When the San Diego Comic-Con released its schedule of events for Thursday, July 21st one event stood out. Amongst all the various panels of current publishers hawking their wares was an event scheduled for 5pm to 6pm in Room 23ABC, “First Comics: The First of the Great Independents Is Back with a Fury!”  So the Chicago-based (OK, it started in Evanston) First Comics, which published a number of creator-owned comics during an eight-year run from 1983-1991, is coming back to life. 
 
Like Eclipse Comics and Pacific Comics, which preceded it (First was hardly the “first” of the independent publishers), and Dark Horse Comics, which followed it into the marketplace in 1986, First took advantage of the burgeoning direct market and was able to lure some top creators from Marvel and DC with the promise of allowing them to retain ownership of their creations.  First Comics published a wide range of titles including American Flagg, Grimjack, Jon Sable, Starslayer, and Warp.  It also took over the publication of Nexus and Badger from Capital Comics, E-Man from Charlton and Dreadstar from Epic.  Because First Comics, like the other independents was not a member of the Comics Magazine Association of America and its books did not carry the Comics Code seal, the creators who worked for them were able to include more mature content.

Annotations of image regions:
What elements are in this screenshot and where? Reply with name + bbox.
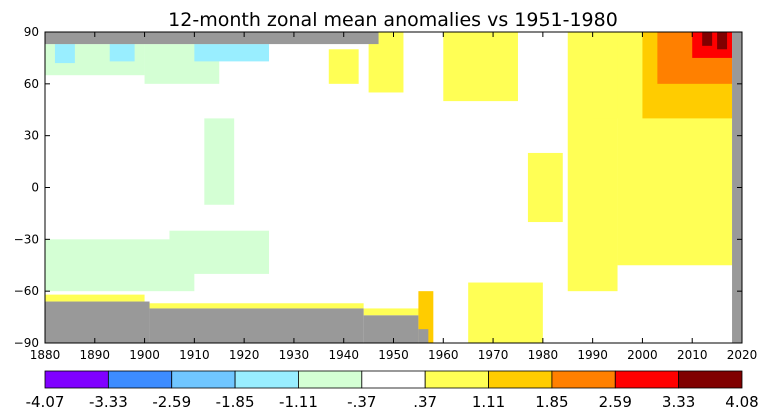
colorbar-swatch bbox=[488, 370, 553, 389]
anomaly-cell bbox=[194, 44, 270, 62]
colorbar-label: 1.11 bbox=[472, 393, 505, 411]
colorbar-label: -1.85 bbox=[216, 393, 255, 411]
colorbar-swatch bbox=[298, 370, 363, 389]
colorbar-swatch bbox=[678, 370, 743, 389]
colorbar-swatch bbox=[171, 370, 236, 389]
x-tick-label: 1960 bbox=[428, 348, 459, 362]
colorbar-label: 2.59 bbox=[599, 393, 632, 411]
x-tick-label: 1950 bbox=[378, 348, 409, 362]
missing-data-region bbox=[418, 329, 429, 343]
colorbar-swatch bbox=[424, 370, 489, 389]
missing-data-region bbox=[45, 301, 150, 343]
y-tick-label: 60 bbox=[24, 77, 39, 91]
y-tick-label: −30 bbox=[14, 232, 39, 246]
y-tick-label: 0 bbox=[31, 181, 39, 195]
x-tick-label: 1880 bbox=[30, 348, 61, 362]
anomaly-cell bbox=[363, 308, 424, 316]
colorbar-swatch bbox=[44, 370, 109, 389]
colorbar-label: -4.07 bbox=[26, 393, 65, 411]
colorbar-label: -2.59 bbox=[152, 393, 191, 411]
anomaly-cell bbox=[443, 32, 518, 102]
colorbar-swatch bbox=[614, 370, 680, 389]
axes: 1880 1890 1900 1910 1920 1930 1940 1950 1960 1970… bbox=[14, 25, 758, 362]
colorbar-label: .37 bbox=[413, 393, 437, 411]
missing-data-region bbox=[149, 308, 364, 343]
x-tick-label: 1970 bbox=[478, 348, 509, 362]
anomaly-cell bbox=[54, 44, 75, 64]
anomaly-cell bbox=[169, 230, 270, 274]
anomaly-cell bbox=[328, 49, 359, 84]
anomaly-cell bbox=[527, 152, 563, 223]
x-tick-label: 1890 bbox=[80, 348, 111, 362]
anomaly-cell bbox=[45, 294, 145, 302]
x-tick-label: 1940 bbox=[328, 348, 359, 362]
anomaly-cell bbox=[109, 44, 135, 62]
x-tick-label: 1930 bbox=[279, 348, 310, 362]
x-tick-label: 2000 bbox=[627, 348, 658, 362]
anomaly-cell bbox=[717, 32, 728, 50]
missing-data-region bbox=[363, 315, 419, 343]
missing-data-region bbox=[45, 32, 379, 45]
anomaly-cell bbox=[204, 118, 235, 205]
x-tick-label: 1990 bbox=[577, 348, 608, 362]
chart-title: 12-month zonal mean anomalies vs 1951-19… bbox=[168, 9, 618, 31]
x-tick-label: 1910 bbox=[179, 348, 210, 362]
y-tick-label: 90 bbox=[24, 25, 39, 39]
y-tick-label: −60 bbox=[14, 284, 39, 298]
colorbar-label: -3.33 bbox=[89, 393, 128, 411]
colorbar-label: 1.85 bbox=[535, 393, 568, 411]
y-tick-label: −90 bbox=[14, 336, 39, 350]
x-tick-label: 1980 bbox=[528, 348, 559, 362]
colorbar: -4.07 -3.33 -2.59 -1.85 -1.11 -.37 .37 1.11 1.85… bbox=[26, 370, 759, 411]
x-tick-label: 1920 bbox=[229, 348, 260, 362]
colorbar-swatch bbox=[361, 370, 426, 389]
colorbar-swatch bbox=[551, 370, 616, 389]
anomaly-cell bbox=[144, 303, 364, 309]
colorbar-swatch bbox=[107, 370, 173, 389]
colorbar-swatch bbox=[234, 370, 299, 389]
x-tick-label: 2020 bbox=[727, 348, 758, 362]
anomaly-cell bbox=[702, 32, 713, 46]
y-tick-label: 30 bbox=[24, 129, 39, 143]
anomaly-cell bbox=[468, 282, 543, 343]
x-tick-label: 2010 bbox=[677, 348, 708, 362]
plot-area bbox=[44, 31, 743, 344]
colorbar-label: -1.11 bbox=[279, 393, 318, 411]
colorbar-label: -.37 bbox=[347, 393, 376, 411]
colorbar-label: 4.08 bbox=[725, 393, 758, 411]
x-tick-label: 1900 bbox=[129, 348, 160, 362]
colorbar-label: 3.33 bbox=[662, 393, 695, 411]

**Problems**
1. In the article on First Comics, which two titles did the publisher take over from Capital Comics?
2. Resume the article on First Comics' return, starting right after its last sentence.

**Answers for the exercise**
1. Nexus and Badger.

2.
 
The panelists listed for San Diego are an interesting group that includes some original members of the First Comics team such as co-founder Ken Levin, art director Alex Wald, and creators Joe Staton and Nick Cuti (E-Man).  But the panel also includes a couple of creators who were active in the 1980s, but not so much for First Comics—Bill Willingham, who did The Elementals for Comics and who has found fame and fortune as the creator of Fables for Vertigo, and Max Allan Collins, whose Ms. Tree was published first by Renegade and then by Eclipse.  And then there are some newer faces including Susannah Carson, who will become First Comics YA editor, and Daniel Merlin Goodbrey, who is primarily known for his Webcomics (he is the inventor of the Tarquirn engine, a flash script for creating online comics).  Larry Young, who heads up the indie graphic novel publisher AiT/Planet Lar, will be head of production for the new First Comics.
 
Exactly which First Comics titles will be resurrected and what we might expect from those new creators who are attending the First Comics panel most likely won’t be revealed until San Diego. Stay tuned for more details.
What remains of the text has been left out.